» **Directions for this task**:
Scan the entries and tally the lines that include the string "当且仅当". Reply with the figure alone.

-- Start of Input for this task --

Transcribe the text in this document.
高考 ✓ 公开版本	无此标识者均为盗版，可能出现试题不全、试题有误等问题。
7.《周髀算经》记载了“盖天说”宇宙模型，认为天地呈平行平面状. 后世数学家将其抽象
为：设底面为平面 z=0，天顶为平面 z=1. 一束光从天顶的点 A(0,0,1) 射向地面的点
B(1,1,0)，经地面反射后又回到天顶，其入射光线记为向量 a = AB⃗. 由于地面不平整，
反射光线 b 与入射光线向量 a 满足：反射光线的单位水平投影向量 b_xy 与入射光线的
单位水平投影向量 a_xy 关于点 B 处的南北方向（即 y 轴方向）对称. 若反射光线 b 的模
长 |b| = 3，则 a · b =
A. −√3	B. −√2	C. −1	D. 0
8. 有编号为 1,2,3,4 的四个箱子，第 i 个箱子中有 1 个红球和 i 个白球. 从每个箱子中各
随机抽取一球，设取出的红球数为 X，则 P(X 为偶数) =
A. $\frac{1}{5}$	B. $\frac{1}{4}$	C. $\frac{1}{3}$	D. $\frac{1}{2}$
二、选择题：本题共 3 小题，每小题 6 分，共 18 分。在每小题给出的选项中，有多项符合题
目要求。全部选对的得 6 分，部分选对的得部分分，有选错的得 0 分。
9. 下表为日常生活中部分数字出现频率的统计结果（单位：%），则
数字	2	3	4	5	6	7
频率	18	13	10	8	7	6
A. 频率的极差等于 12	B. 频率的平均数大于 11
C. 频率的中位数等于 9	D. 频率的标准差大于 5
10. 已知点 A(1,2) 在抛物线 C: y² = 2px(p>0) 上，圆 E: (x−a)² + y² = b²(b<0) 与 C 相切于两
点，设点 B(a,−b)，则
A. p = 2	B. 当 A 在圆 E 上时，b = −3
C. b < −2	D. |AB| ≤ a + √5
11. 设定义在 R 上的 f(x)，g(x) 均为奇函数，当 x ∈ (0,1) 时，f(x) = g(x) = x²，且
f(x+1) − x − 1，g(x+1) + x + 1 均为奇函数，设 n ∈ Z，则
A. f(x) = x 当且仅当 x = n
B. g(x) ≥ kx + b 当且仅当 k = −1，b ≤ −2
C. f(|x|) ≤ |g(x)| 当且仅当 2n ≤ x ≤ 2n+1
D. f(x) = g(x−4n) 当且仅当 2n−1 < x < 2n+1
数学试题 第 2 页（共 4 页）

-- End of Input for this task --

» **Answer in full**:
4